WHAT THE TASK ASKS => In the entries that follow, how many lines hold "Size"? Nothing but the number is expected.

----

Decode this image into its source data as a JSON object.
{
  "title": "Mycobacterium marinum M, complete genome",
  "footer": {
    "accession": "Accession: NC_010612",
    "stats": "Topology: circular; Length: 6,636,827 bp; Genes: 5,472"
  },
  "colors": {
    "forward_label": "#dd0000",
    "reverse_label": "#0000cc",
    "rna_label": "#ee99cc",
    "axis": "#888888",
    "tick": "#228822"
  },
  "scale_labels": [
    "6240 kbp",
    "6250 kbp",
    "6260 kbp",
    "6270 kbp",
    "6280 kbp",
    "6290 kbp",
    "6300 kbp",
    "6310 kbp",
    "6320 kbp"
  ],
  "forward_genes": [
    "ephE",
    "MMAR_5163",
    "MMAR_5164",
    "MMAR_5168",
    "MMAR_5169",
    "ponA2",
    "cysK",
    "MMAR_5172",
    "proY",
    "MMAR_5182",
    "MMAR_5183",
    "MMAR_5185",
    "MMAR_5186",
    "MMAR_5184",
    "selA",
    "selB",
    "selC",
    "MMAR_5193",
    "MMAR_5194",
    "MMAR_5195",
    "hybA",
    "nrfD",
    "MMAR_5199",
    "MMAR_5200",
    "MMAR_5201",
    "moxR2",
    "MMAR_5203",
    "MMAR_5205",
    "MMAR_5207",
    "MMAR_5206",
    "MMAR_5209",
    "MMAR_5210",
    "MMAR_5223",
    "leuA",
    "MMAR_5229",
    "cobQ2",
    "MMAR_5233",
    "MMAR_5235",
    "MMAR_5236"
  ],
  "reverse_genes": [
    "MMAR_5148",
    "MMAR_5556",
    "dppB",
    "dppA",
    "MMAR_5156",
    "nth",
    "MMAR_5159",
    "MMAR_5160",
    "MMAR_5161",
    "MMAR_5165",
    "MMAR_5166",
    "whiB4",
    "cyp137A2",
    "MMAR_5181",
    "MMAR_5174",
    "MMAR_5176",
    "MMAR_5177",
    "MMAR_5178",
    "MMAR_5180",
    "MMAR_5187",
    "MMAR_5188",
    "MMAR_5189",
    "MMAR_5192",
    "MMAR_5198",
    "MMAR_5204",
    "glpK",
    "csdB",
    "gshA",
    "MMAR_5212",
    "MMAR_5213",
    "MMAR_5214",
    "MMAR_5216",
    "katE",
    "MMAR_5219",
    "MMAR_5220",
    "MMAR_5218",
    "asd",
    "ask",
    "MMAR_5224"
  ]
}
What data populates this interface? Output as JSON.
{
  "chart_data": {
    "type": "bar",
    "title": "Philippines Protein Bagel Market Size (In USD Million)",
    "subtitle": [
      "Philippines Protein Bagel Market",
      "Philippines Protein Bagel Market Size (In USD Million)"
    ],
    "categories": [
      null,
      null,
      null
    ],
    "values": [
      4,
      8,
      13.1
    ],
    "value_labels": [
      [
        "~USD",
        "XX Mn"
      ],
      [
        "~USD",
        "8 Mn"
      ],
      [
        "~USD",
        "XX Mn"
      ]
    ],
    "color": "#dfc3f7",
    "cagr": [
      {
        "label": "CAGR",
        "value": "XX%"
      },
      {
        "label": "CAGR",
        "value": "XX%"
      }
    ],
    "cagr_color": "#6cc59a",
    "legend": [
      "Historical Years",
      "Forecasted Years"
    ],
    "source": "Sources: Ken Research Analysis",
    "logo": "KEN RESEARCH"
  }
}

----

ANSWER BOX => 2